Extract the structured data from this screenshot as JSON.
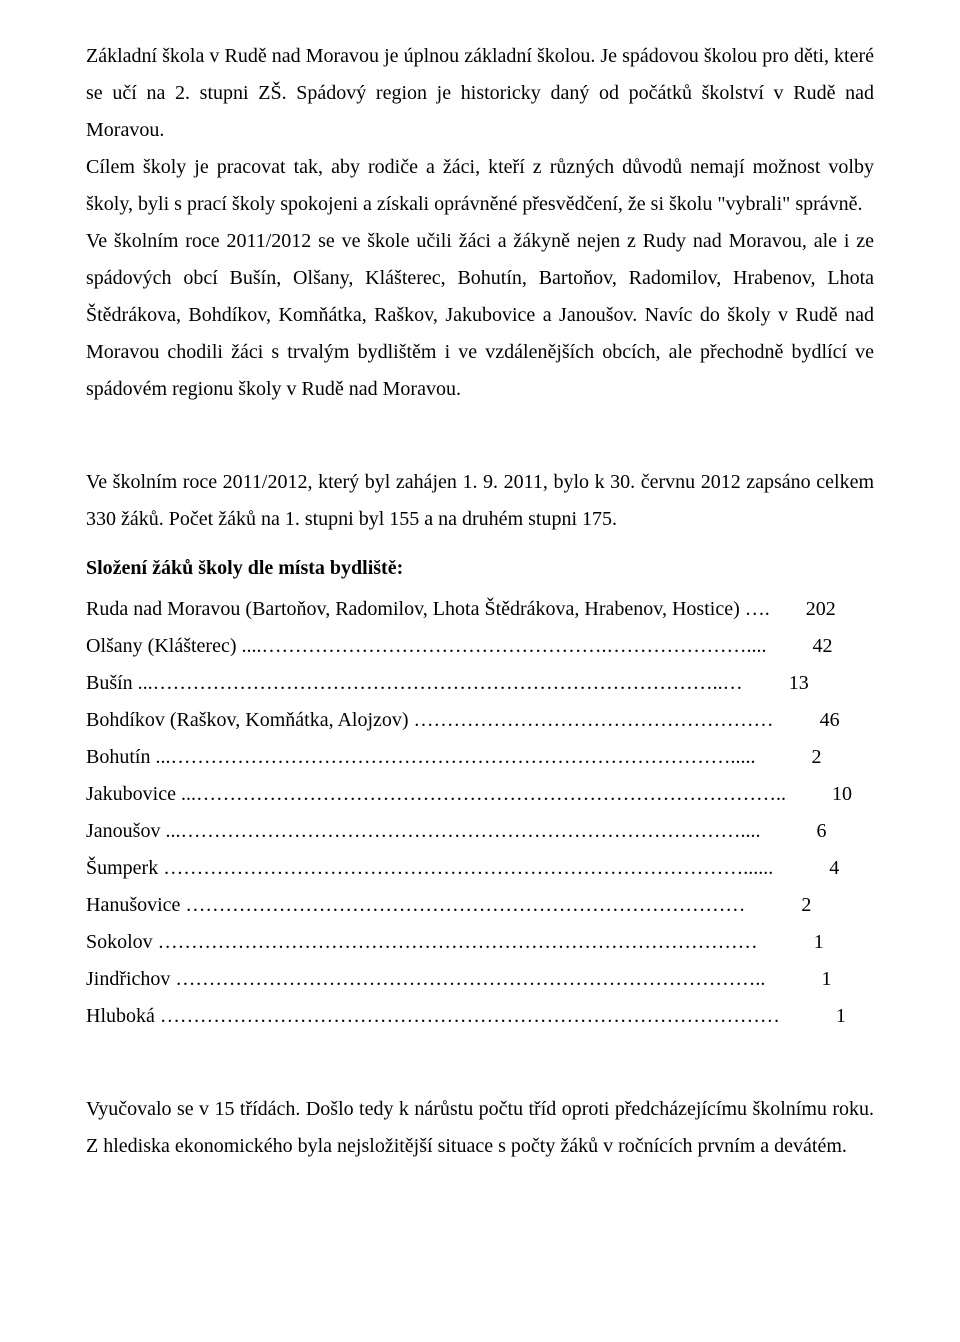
{
  "paragraphs": {
    "p1": "Základní škola v Rudě nad Moravou je úplnou základní školou. Je spádovou školou pro děti, které se učí na 2. stupni ZŠ. Spádový region je historicky daný od počátků školství v Rudě nad Moravou.",
    "p2": "Cílem školy je pracovat tak, aby rodiče a žáci, kteří z různých důvodů nemají možnost volby školy, byli s prací školy spokojeni a získali oprávněné přesvědčení, že si školu \"vybrali\" správně.",
    "p3": "Ve školním roce 2011/2012 se ve škole učili žáci a žákyně nejen z Rudy nad Moravou, ale i ze spádových obcí Bušín, Olšany, Klášterec, Bohutín, Bartoňov, Radomilov, Hrabenov, Lhota Štědrákova, Bohdíkov, Komňátka, Raškov, Jakubovice a Janoušov. Navíc do školy v Rudě nad Moravou chodili žáci s trvalým bydlištěm i ve vzdálenějších obcích, ale přechodně bydlící ve spádovém regionu školy v Rudě nad Moravou.",
    "p4": "Ve školním roce 2011/2012, který byl zahájen  1. 9. 2011, bylo  k 30. červnu 2012 zapsáno celkem 330 žáků. Počet žáků na 1. stupni byl 155  a na druhém stupni 175.",
    "heading": "Složení žáků školy dle místa bydliště:",
    "p5": "Vyučovalo se v 15 třídách. Došlo tedy k nárůstu počtu tříd oproti předcházejícímu školnímu roku. Z hlediska ekonomického byla nejsložitější situace s počty žáků  v ročnících  prvním a devátém."
  },
  "list": [
    {
      "label": "Ruda nad Moravou (Bartoňov, Radomilov, Lhota Štědrákova, Hrabenov, Hostice) ….",
      "value": "202"
    },
    {
      "label": "Olšany (Klášterec) ....…………………………………………….…………………....",
      "value": "42"
    },
    {
      "label": "Bušín ...…………………………………………………………………………..…",
      "value": "13"
    },
    {
      "label": "Bohdíkov (Raškov, Komňátka, Alojzov) ………………………………………………",
      "value": "46"
    },
    {
      "label": "Bohutín  ...………………………………………………………………………….....",
      "value": "2"
    },
    {
      "label": "Jakubovice ...……………………………………………………………………………..",
      "value": "10"
    },
    {
      "label": "Janoušov ...…………………………………………………………………………....",
      "value": "6"
    },
    {
      "label": "Šumperk ……………………………………………………………………………......",
      "value": "4"
    },
    {
      "label": "Hanušovice …………………………………………………………………………",
      "value": "2"
    },
    {
      "label": "Sokolov ………………………………………………………………………………",
      "value": "1"
    },
    {
      "label": "Jindřichov ……………………………………………………………………………..",
      "value": "1"
    },
    {
      "label": "Hluboká …………………………………………………………………………………",
      "value": "1"
    }
  ]
}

........

[What is required] Leave out the pictures and reproduce the rest of the listing exactly.

[Correct answer]
Extract the structured data from this screenshot as JSON.
{
  "paragraphs": {
    "p1": "Základní škola v Rudě nad Moravou je úplnou základní školou. Je spádovou školou pro děti, které se učí na 2. stupni ZŠ. Spádový region je historicky daný od počátků školství v Rudě nad Moravou.",
    "p2": "Cílem školy je pracovat tak, aby rodiče a žáci, kteří z různých důvodů nemají možnost volby školy, byli s prací školy spokojeni a získali oprávněné přesvědčení, že si školu \"vybrali\" správně.",
    "p3": "Ve školním roce 2011/2012 se ve škole učili žáci a žákyně nejen z Rudy nad Moravou, ale i ze spádových obcí Bušín, Olšany, Klášterec, Bohutín, Bartoňov, Radomilov, Hrabenov, Lhota Štědrákova, Bohdíkov, Komňátka, Raškov, Jakubovice a Janoušov. Navíc do školy v Rudě nad Moravou chodili žáci s trvalým bydlištěm i ve vzdálenějších obcích, ale přechodně bydlící ve spádovém regionu školy v Rudě nad Moravou.",
    "p4": "Ve školním roce 2011/2012, který byl zahájen  1. 9. 2011, bylo  k 30. červnu 2012 zapsáno celkem 330 žáků. Počet žáků na 1. stupni byl 155  a na druhém stupni 175.",
    "heading": "Složení žáků školy dle místa bydliště:",
    "p5": "Vyučovalo se v 15 třídách. Došlo tedy k nárůstu počtu tříd oproti předcházejícímu školnímu roku. Z hlediska ekonomického byla nejsložitější situace s počty žáků  v ročnících  prvním a devátém."
  },
  "list": [
    {
      "label": "Ruda nad Moravou (Bartoňov, Radomilov, Lhota Štědrákova, Hrabenov, Hostice) ….",
      "value": "202"
    },
    {
      "label": "Olšany (Klášterec) ....…………………………………………….…………………....",
      "value": "42"
    },
    {
      "label": "Bušín ...…………………………………………………………………………..…",
      "value": "13"
    },
    {
      "label": "Bohdíkov (Raškov, Komňátka, Alojzov) ………………………………………………",
      "value": "46"
    },
    {
      "label": "Bohutín  ...………………………………………………………………………….....",
      "value": "2"
    },
    {
      "label": "Jakubovice ...……………………………………………………………………………..",
      "value": "10"
    },
    {
      "label": "Janoušov ...…………………………………………………………………………....",
      "value": "6"
    },
    {
      "label": "Šumperk ……………………………………………………………………………......",
      "value": "4"
    },
    {
      "label": "Hanušovice …………………………………………………………………………",
      "value": "2"
    },
    {
      "label": "Sokolov ………………………………………………………………………………",
      "value": "1"
    },
    {
      "label": "Jindřichov ……………………………………………………………………………..",
      "value": "1"
    },
    {
      "label": "Hluboká …………………………………………………………………………………",
      "value": "1"
    }
  ]
}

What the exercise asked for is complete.